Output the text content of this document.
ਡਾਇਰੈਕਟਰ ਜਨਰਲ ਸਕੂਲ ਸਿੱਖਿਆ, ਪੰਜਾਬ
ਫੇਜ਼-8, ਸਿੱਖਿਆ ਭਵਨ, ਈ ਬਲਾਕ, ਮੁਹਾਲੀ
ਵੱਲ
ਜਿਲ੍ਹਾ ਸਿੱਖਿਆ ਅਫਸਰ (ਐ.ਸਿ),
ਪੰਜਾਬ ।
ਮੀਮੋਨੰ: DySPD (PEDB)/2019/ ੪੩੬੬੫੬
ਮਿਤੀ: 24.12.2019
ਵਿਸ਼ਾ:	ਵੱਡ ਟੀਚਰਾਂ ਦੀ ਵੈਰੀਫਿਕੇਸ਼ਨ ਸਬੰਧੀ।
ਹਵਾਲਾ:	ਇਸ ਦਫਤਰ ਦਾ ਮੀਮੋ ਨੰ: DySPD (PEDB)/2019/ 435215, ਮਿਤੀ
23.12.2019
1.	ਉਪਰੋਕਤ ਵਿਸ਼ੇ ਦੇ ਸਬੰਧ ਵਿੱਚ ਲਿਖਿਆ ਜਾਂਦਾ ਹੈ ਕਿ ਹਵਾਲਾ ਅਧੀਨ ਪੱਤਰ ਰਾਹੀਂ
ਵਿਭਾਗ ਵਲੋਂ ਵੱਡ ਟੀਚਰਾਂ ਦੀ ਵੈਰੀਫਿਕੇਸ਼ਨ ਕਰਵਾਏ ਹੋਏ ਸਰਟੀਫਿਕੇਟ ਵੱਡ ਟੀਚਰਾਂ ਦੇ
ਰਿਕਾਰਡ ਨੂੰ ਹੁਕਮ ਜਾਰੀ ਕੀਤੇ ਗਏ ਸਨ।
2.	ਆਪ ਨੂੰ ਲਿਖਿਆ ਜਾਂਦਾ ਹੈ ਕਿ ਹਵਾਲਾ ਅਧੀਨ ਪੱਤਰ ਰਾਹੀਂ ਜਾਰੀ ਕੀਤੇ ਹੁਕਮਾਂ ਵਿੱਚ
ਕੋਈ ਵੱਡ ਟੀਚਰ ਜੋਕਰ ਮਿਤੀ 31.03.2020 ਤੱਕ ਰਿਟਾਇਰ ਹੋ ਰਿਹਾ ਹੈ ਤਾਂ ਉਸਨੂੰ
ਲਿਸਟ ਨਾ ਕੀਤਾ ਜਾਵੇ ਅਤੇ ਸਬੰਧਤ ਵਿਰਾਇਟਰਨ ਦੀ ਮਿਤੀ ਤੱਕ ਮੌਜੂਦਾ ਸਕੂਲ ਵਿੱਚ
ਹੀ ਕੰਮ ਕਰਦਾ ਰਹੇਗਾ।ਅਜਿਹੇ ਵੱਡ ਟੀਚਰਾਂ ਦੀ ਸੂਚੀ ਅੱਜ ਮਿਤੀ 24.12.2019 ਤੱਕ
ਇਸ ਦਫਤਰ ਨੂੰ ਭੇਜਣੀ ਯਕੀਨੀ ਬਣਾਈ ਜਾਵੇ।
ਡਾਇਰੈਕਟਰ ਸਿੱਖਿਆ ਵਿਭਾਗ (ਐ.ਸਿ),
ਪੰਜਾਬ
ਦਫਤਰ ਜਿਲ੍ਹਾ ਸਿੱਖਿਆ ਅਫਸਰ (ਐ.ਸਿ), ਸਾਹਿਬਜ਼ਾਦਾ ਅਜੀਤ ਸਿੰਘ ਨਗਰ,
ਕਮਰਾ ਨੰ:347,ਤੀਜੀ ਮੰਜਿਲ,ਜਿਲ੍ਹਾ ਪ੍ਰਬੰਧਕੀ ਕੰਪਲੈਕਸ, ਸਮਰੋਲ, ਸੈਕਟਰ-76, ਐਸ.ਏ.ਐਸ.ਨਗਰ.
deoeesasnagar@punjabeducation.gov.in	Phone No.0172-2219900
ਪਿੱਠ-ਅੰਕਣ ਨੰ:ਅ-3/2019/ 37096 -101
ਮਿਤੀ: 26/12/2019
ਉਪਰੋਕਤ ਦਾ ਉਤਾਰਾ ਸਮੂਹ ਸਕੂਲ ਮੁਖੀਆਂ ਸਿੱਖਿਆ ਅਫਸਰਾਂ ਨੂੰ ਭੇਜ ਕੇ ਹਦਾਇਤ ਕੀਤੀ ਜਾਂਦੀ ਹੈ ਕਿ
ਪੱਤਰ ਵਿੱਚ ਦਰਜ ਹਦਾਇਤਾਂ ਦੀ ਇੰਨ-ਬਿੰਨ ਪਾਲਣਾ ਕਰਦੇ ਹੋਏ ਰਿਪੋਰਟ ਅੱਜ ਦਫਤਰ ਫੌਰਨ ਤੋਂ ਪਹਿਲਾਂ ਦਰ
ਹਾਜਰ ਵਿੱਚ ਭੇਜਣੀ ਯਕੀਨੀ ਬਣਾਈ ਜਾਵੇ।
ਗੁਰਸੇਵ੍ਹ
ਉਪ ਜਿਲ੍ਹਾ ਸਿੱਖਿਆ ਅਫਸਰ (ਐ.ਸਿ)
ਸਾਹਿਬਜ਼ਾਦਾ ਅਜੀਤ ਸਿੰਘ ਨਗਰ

- - - - - - -

[STATED TASK]: Make a verbatim copy of every entry shown above.

[EXPECTED ANSWER]:
Output the text content of this document.
ਡਾਇਰੈਕਟਰ ਜਨਰਲ ਸਕੂਲ ਸਿੱਖਿਆ, ਪੰਜਾਬ
ਫੇਜ਼-8, ਸਿੱਖਿਆ ਭਵਨ, ਈ ਬਲਾਕ, ਮੁਹਾਲੀ
ਵੱਲ
ਜਿਲ੍ਹਾ ਸਿੱਖਿਆ ਅਫਸਰ (ਐ.ਸਿ),
ਪੰਜਾਬ ।
ਮੀਮੋਨੰ: DySPD (PEDB)/2019/ ੪੩੬੬੫੬
ਮਿਤੀ: 24.12.2019
ਵਿਸ਼ਾ:	ਵੱਡ ਟੀਚਰਾਂ ਦੀ ਵੈਰੀਫਿਕੇਸ਼ਨ ਸਬੰਧੀ।
ਹਵਾਲਾ:	ਇਸ ਦਫਤਰ ਦਾ ਮੀਮੋ ਨੰ: DySPD (PEDB)/2019/ 435215, ਮਿਤੀ
23.12.2019
1.	ਉਪਰੋਕਤ ਵਿਸ਼ੇ ਦੇ ਸਬੰਧ ਵਿੱਚ ਲਿਖਿਆ ਜਾਂਦਾ ਹੈ ਕਿ ਹਵਾਲਾ ਅਧੀਨ ਪੱਤਰ ਰਾਹੀਂ
ਵਿਭਾਗ ਵਲੋਂ ਵੱਡ ਟੀਚਰਾਂ ਦੀ ਵੈਰੀਫਿਕੇਸ਼ਨ ਕਰਵਾਏ ਹੋਏ ਸਰਟੀਫਿਕੇਟ ਵੱਡ ਟੀਚਰਾਂ ਦੇ
ਰਿਕਾਰਡ ਨੂੰ ਹੁਕਮ ਜਾਰੀ ਕੀਤੇ ਗਏ ਸਨ।
2.	ਆਪ ਨੂੰ ਲਿਖਿਆ ਜਾਂਦਾ ਹੈ ਕਿ ਹਵਾਲਾ ਅਧੀਨ ਪੱਤਰ ਰਾਹੀਂ ਜਾਰੀ ਕੀਤੇ ਹੁਕਮਾਂ ਵਿੱਚ
ਕੋਈ ਵੱਡ ਟੀਚਰ ਜੋਕਰ ਮਿਤੀ 31.03.2020 ਤੱਕ ਰਿਟਾਇਰ ਹੋ ਰਿਹਾ ਹੈ ਤਾਂ ਉਸਨੂੰ
ਲਿਸਟ ਨਾ ਕੀਤਾ ਜਾਵੇ ਅਤੇ ਸਬੰਧਤ ਵਿਰਾਇਟਰਨ ਦੀ ਮਿਤੀ ਤੱਕ ਮੌਜੂਦਾ ਸਕੂਲ ਵਿੱਚ
ਹੀ ਕੰਮ ਕਰਦਾ ਰਹੇਗਾ।ਅਜਿਹੇ ਵੱਡ ਟੀਚਰਾਂ ਦੀ ਸੂਚੀ ਅੱਜ ਮਿਤੀ 24.12.2019 ਤੱਕ
ਇਸ ਦਫਤਰ ਨੂੰ ਭੇਜਣੀ ਯਕੀਨੀ ਬਣਾਈ ਜਾਵੇ।
ਡਾਇਰੈਕਟਰ ਸਿੱਖਿਆ ਵਿਭਾਗ (ਐ.ਸਿ),
ਪੰਜਾਬ
ਦਫਤਰ ਜਿਲ੍ਹਾ ਸਿੱਖਿਆ ਅਫਸਰ (ਐ.ਸਿ), ਸਾਹਿਬਜ਼ਾਦਾ ਅਜੀਤ ਸਿੰਘ ਨਗਰ,
ਕਮਰਾ ਨੰ:347,ਤੀਜੀ ਮੰਜਿਲ,ਜਿਲ੍ਹਾ ਪ੍ਰਬੰਧਕੀ ਕੰਪਲੈਕਸ, ਸਮਰੋਲ, ਸੈਕਟਰ-76, ਐਸ.ਏ.ਐਸ.ਨਗਰ.
deoeesasnagar@punjabeducation.gov.in	Phone No.0172-2219900
ਪਿੱਠ-ਅੰਕਣ ਨੰ:ਅ-3/2019/ 37096 -101
ਮਿਤੀ: 26/12/2019
ਉਪਰੋਕਤ ਦਾ ਉਤਾਰਾ ਸਮੂਹ ਸਕੂਲ ਮੁਖੀਆਂ ਸਿੱਖਿਆ ਅਫਸਰਾਂ ਨੂੰ ਭੇਜ ਕੇ ਹਦਾਇਤ ਕੀਤੀ ਜਾਂਦੀ ਹੈ ਕਿ
ਪੱਤਰ ਵਿੱਚ ਦਰਜ ਹਦਾਇਤਾਂ ਦੀ ਇੰਨ-ਬਿੰਨ ਪਾਲਣਾ ਕਰਦੇ ਹੋਏ ਰਿਪੋਰਟ ਅੱਜ ਦਫਤਰ ਫੌਰਨ ਤੋਂ ਪਹਿਲਾਂ ਦਰ
ਹਾਜਰ ਵਿੱਚ ਭੇਜਣੀ ਯਕੀਨੀ ਬਣਾਈ ਜਾਵੇ।
ਗੁਰਸੇਵ੍ਹ
ਉਪ ਜਿਲ੍ਹਾ ਸਿੱਖਿਆ ਅਫਸਰ (ਐ.ਸਿ)
ਸਾਹਿਬਜ਼ਾਦਾ ਅਜੀਤ ਸਿੰਘ ਨਗਰ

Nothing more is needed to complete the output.